#### TASK SET
**a.** Reproduce everything in the iERA text from "Zakir Naik was" down to "amid security concerns.".
**b.** Name each person the iERA text discusses under the heading "Controversial leaders and speakers".

#### PAGE EXTRACT
++++++++++++++++++++
Zayd Tutton of the iERA disputed Krauss' account of events. Tutton stated in HuffPost that "There were three sections as agreed with UCL prior to the debate. This was agreed clearly with UCL representatives. Muslim women choosing to adhere to orthodox Islamic principles in sitting in their own area had their own section. As for those who wanted to sit together, male or female, they had their own section where they freely mixed and sat together from the beginning." Tutton also said the "three kids" mentioned by Krauss were in fact two men who forcibly tried to sit in the female section, stating, "When arguing it was about sitting in any area in the auditorium, they were offered an entirely free aisle in the aforementioned Muslim female section, but insisted that they wanted to sit in between the Muslim females, with a view to offending their religious beliefs".

iERA has been banned from holding events at UCL, which concluded that iERA "had attempted to enforce segregation at the debate on 9 March" 2013. UCL released a statement stating that "We do not allow enforced segregation on any grounds [but] it now appears that, despite our clear instructions, attempts were made to enforce segregation at the meeting". The statement went on to say that "... their interests are contrary to UCL's ethos and that we should not allow any further events involving them to take place on UCL premises".

A report from Universities UK states that "concerns to accommodate the wishes or beliefs of those opposed to segregation should not result in a religious group being prevented from having a debate in accordance with its belief system ... if imposing an unsegregated seating area in addition to the segregated areas contravenes the genuinely held religious beliefs of the group hosting the event, or those of the speaker, the institution should be mindful to ensure that the freedom of speech of the religious group or speaker is not curtailed unlawfully."

=== Charities Commission investigation ===
In 2014, the Charity Commission started investigating the IERA over a number of "regulatory issues" surrounding its policies for organising events and inviting external speakers. Telegraph wrote that the iERA was being investigated by the Charity Commission "amid allegations that its leaders promote anti-Semitism and have called for homosexuals and adulterers to be stoned to death". The Charity Commission published its report in November 2016. The Charity was allowed to continue to operate even though "there has been misconduct and mismanagement in the charity's administration".

===Controversial leaders and speakers===
Hamza Tzortzis, a British Muslim convert of Greek heritage, was chairman of the launch event of iERA. He was at one time associated with extreme positions and extremists. Tzortzis has tried to distance himself from allegations of extremism and denies that he ever had such views, and says he preaches about peace and compassion.
Zakir Naik was at one time an advisor to the iERA. Naik is an Indian Islamic preacher, who has been banned from entering the UK amid security concerns.
Bilal Philips is or was an advisor to iERA. Philips is a Canadian Muslim teacher, speaker, and author who lives in Qatar. He has been banned or deported from Britain. Monitoring of the iERA website by the Charity Commission in 2014-15 identified a partnership between iERA and an organisation founded by Philips. iERA vice-chairman responded by stating the organisation has mechanisms in place to manage risk and demonstrate compliance. As a result of a regulatory order by the Charity Commission, iERA "has ceased all working relationships with the organisation and have no intention to collaborate or partner with it in the future... furthermore, the board of trustees will inform the Commission in advance if they do plan to work with the organisation in the future and seek its counsel".
++++++++++++++++++++
#### DATASET ENTRIES
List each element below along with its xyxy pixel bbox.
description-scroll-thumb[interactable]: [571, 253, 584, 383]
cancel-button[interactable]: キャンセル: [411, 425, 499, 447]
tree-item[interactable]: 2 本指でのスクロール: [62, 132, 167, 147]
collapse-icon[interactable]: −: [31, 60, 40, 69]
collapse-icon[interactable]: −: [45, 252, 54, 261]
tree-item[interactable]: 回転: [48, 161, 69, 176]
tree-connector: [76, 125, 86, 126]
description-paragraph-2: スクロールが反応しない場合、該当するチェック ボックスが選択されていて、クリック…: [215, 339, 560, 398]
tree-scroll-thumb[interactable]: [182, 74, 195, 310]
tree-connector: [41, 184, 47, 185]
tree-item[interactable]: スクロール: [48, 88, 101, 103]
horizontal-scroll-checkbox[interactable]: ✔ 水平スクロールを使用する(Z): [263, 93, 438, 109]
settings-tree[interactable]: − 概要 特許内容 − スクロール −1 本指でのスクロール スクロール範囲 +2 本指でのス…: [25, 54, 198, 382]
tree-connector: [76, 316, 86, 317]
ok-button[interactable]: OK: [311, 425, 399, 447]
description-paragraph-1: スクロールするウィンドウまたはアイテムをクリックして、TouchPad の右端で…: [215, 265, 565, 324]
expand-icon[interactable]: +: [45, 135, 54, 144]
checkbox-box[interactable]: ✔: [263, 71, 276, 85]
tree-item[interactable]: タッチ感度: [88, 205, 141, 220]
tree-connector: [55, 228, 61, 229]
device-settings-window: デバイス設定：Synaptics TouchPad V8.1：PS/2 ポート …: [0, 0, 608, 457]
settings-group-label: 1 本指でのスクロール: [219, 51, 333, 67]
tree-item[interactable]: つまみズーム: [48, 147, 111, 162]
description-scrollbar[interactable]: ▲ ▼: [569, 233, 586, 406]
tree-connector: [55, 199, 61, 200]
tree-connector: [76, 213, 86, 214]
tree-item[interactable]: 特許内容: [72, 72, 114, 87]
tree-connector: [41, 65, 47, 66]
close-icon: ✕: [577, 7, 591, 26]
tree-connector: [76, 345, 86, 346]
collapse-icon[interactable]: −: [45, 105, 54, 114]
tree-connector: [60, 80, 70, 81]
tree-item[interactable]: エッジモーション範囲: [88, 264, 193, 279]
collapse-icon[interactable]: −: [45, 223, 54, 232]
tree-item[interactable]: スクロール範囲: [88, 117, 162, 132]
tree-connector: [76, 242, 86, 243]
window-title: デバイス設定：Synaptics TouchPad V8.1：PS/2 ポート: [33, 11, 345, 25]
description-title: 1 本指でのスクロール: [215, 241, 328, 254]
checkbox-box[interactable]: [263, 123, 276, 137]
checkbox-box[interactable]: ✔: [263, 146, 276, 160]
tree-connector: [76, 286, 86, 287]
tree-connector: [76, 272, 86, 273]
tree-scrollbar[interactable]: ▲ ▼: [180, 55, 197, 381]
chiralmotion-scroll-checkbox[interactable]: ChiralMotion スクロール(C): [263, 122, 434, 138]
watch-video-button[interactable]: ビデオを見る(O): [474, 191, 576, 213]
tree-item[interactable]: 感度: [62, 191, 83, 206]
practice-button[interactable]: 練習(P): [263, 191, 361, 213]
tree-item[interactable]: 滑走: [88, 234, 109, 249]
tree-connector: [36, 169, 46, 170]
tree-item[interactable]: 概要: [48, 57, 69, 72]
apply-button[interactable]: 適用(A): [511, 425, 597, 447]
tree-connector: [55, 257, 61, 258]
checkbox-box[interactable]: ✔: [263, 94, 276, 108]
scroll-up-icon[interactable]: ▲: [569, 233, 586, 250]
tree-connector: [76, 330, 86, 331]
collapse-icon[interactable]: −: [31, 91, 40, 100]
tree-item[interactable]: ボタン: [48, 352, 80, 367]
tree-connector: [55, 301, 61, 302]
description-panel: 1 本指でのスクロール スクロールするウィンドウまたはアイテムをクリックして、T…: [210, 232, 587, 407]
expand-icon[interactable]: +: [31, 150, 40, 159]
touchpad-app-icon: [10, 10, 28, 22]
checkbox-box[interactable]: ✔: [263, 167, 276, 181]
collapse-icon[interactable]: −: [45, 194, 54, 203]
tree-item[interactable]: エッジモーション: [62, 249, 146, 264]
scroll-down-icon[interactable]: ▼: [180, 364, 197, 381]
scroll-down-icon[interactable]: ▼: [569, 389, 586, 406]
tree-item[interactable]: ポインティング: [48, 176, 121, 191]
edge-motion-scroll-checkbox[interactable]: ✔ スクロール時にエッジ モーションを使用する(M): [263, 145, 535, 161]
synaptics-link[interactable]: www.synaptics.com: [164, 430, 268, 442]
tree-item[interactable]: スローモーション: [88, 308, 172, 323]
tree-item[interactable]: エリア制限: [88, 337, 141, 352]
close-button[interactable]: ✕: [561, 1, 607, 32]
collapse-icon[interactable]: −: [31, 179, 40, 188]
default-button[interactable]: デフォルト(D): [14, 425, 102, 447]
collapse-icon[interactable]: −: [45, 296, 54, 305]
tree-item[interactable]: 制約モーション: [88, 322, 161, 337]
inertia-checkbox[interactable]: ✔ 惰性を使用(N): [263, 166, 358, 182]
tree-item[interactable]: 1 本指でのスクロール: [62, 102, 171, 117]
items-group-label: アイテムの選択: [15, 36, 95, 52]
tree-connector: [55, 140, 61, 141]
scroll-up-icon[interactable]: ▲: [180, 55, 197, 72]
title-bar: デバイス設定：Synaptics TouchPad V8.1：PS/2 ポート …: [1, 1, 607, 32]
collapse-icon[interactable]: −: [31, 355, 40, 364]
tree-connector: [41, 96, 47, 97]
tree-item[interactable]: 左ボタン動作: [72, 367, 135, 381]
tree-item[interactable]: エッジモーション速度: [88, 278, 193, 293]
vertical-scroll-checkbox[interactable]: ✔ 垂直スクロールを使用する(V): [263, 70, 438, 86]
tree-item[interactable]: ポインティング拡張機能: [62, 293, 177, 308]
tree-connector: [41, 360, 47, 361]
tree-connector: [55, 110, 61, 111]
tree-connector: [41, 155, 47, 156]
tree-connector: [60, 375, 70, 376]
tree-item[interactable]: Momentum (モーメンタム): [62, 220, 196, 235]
++++++++++++++++++++
#### OUTPUTS FOR THE TASKS
**a.**
Zakir Naik was at one time an advisor to the iERA. Naik is an Indian Islamic preacher, who has been banned from entering the UK amid security concerns.

**b.**
Hamza Tzortzis
Zakir Naik
Bilal Philips